Recorded information:
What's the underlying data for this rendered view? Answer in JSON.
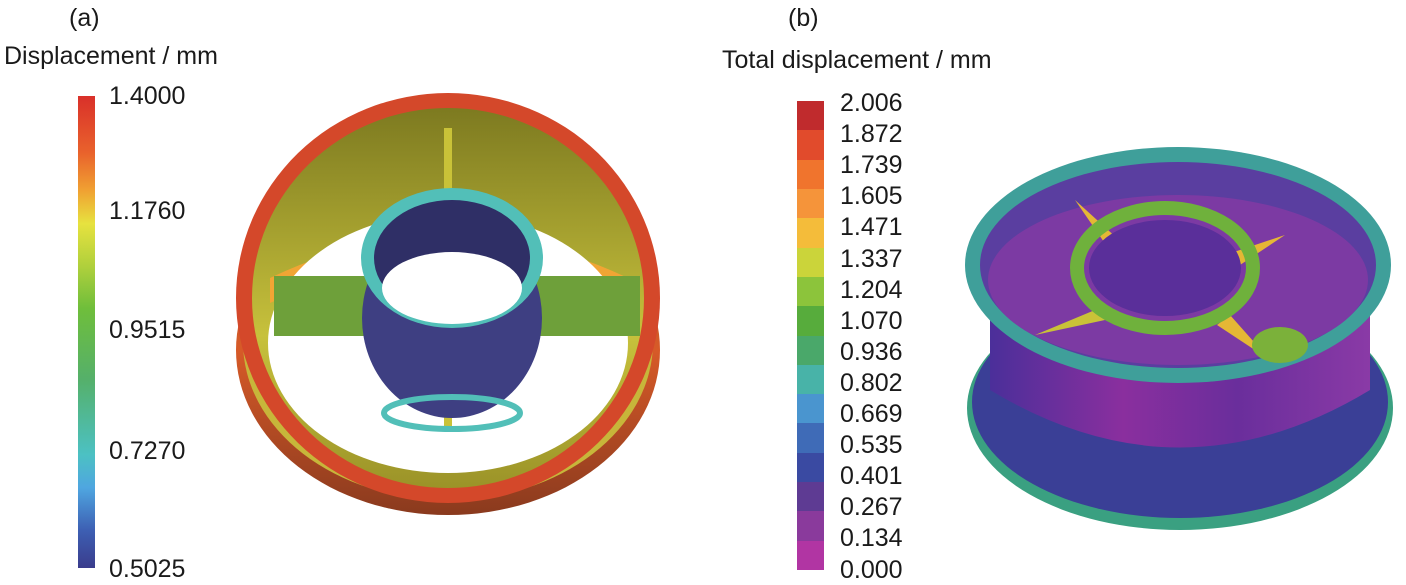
{
  "panel_a": {
    "label": "(a)",
    "legend_title": "Displacement / mm",
    "ticks": [
      "1.4000",
      "1.1760",
      "0.9515",
      "0.7270",
      "0.5025"
    ]
  },
  "panel_b": {
    "label": "(b)",
    "legend_title": "Total displacement / mm",
    "ticks": [
      "2.006",
      "1.872",
      "1.739",
      "1.605",
      "1.471",
      "1.337",
      "1.204",
      "1.070",
      "0.936",
      "0.802",
      "0.669",
      "0.535",
      "0.401",
      "0.267",
      "0.134",
      "0.000"
    ],
    "colors": [
      "#c02b2d",
      "#e14b2c",
      "#f0742d",
      "#f5943a",
      "#f4bc3a",
      "#cbd43a",
      "#8cc43b",
      "#57ac3c",
      "#4aa86a",
      "#48b3a8",
      "#4a95cf",
      "#3f6bb7",
      "#3a4aa2",
      "#5e3b93",
      "#8a3a9c",
      "#b135a3"
    ]
  }
}
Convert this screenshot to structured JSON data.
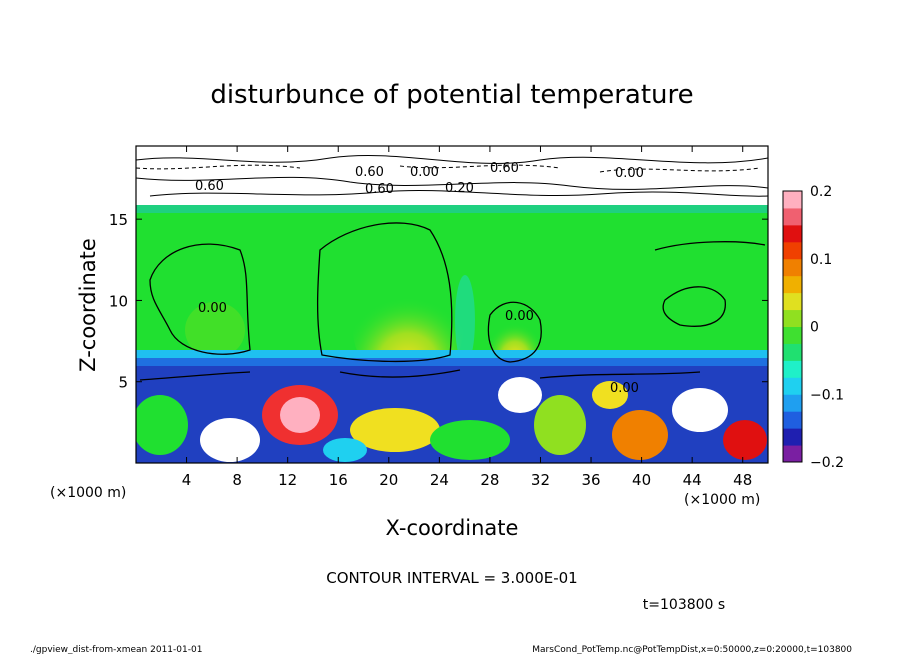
{
  "chart_data": {
    "type": "heatmap",
    "title": "disturbunce of potential temperature",
    "xlabel": "X-coordinate",
    "ylabel": "Z-coordinate",
    "x_unit": "(×1000 m)",
    "y_unit": "(×1000 m)",
    "xlim": [
      0,
      50
    ],
    "ylim": [
      0,
      19.5
    ],
    "x_ticks": [
      "4",
      "8",
      "12",
      "16",
      "20",
      "24",
      "28",
      "32",
      "36",
      "40",
      "44",
      "48"
    ],
    "y_ticks": [
      "5",
      "10",
      "15"
    ],
    "colorbar": {
      "range": [
        -0.2,
        0.2
      ],
      "tick_labels": [
        "0.2",
        "0.1",
        "0",
        "−0.1",
        "−0.2"
      ],
      "colors": [
        "#7a1fa2",
        "#1f1fb0",
        "#1f5fe0",
        "#1f9ff0",
        "#1fd0f0",
        "#1ff0c8",
        "#20e070",
        "#3fe030",
        "#90e020",
        "#e0e020",
        "#f0b000",
        "#f08000",
        "#f04000",
        "#e01010",
        "#f06070",
        "#ffb0c0"
      ]
    },
    "contour_labels": [
      "0.00",
      "0.00",
      "0.00",
      "0.60",
      "0.00",
      "0.60",
      "0.60",
      "0.20",
      "0.60",
      "0.00"
    ],
    "contour_interval": "CONTOUR INTERVAL = 3.000E-01",
    "time": "t=103800 s"
  },
  "footer": {
    "left": "./gpview_dist-from-xmean  2011-01-01",
    "right": "MarsCond_PotTemp.nc@PotTempDist,x=0:50000,z=0:20000,t=103800"
  }
}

Instructions for the task:
Every line above should be returned word for word, with the pictures left behind.

Exercise response:
What's the underlying data for this rendered view? Answer in JSON.
{
  "panel_a": {
    "label": "(a)",
    "legend_title": "Displacement / mm",
    "ticks": [
      "1.4000",
      "1.1760",
      "0.9515",
      "0.7270",
      "0.5025"
    ]
  },
  "panel_b": {
    "label": "(b)",
    "legend_title": "Total displacement / mm",
    "ticks": [
      "2.006",
      "1.872",
      "1.739",
      "1.605",
      "1.471",
      "1.337",
      "1.204",
      "1.070",
      "0.936",
      "0.802",
      "0.669",
      "0.535",
      "0.401",
      "0.267",
      "0.134",
      "0.000"
    ],
    "colors": [
      "#c02b2d",
      "#e14b2c",
      "#f0742d",
      "#f5943a",
      "#f4bc3a",
      "#cbd43a",
      "#8cc43b",
      "#57ac3c",
      "#4aa86a",
      "#48b3a8",
      "#4a95cf",
      "#3f6bb7",
      "#3a4aa2",
      "#5e3b93",
      "#8a3a9c",
      "#b135a3"
    ]
  }
}
Convert this screenshot to structured JSON data.
{
  "chart_data": {
    "type": "heatmap",
    "title": "disturbunce of potential temperature",
    "xlabel": "X-coordinate",
    "ylabel": "Z-coordinate",
    "x_unit": "(×1000 m)",
    "y_unit": "(×1000 m)",
    "xlim": [
      0,
      50
    ],
    "ylim": [
      0,
      19.5
    ],
    "x_ticks": [
      "4",
      "8",
      "12",
      "16",
      "20",
      "24",
      "28",
      "32",
      "36",
      "40",
      "44",
      "48"
    ],
    "y_ticks": [
      "5",
      "10",
      "15"
    ],
    "colorbar": {
      "range": [
        -0.2,
        0.2
      ],
      "tick_labels": [
        "0.2",
        "0.1",
        "0",
        "−0.1",
        "−0.2"
      ],
      "colors": [
        "#7a1fa2",
        "#1f1fb0",
        "#1f5fe0",
        "#1f9ff0",
        "#1fd0f0",
        "#1ff0c8",
        "#20e070",
        "#3fe030",
        "#90e020",
        "#e0e020",
        "#f0b000",
        "#f08000",
        "#f04000",
        "#e01010",
        "#f06070",
        "#ffb0c0"
      ]
    },
    "contour_labels": [
      "0.00",
      "0.00",
      "0.00",
      "0.60",
      "0.00",
      "0.60",
      "0.60",
      "0.20",
      "0.60",
      "0.00"
    ],
    "contour_interval": "CONTOUR INTERVAL = 3.000E-01",
    "time": "t=103800 s"
  },
  "footer": {
    "left": "./gpview_dist-from-xmean  2011-01-01",
    "right": "MarsCond_PotTemp.nc@PotTempDist,x=0:50000,z=0:20000,t=103800"
  }
}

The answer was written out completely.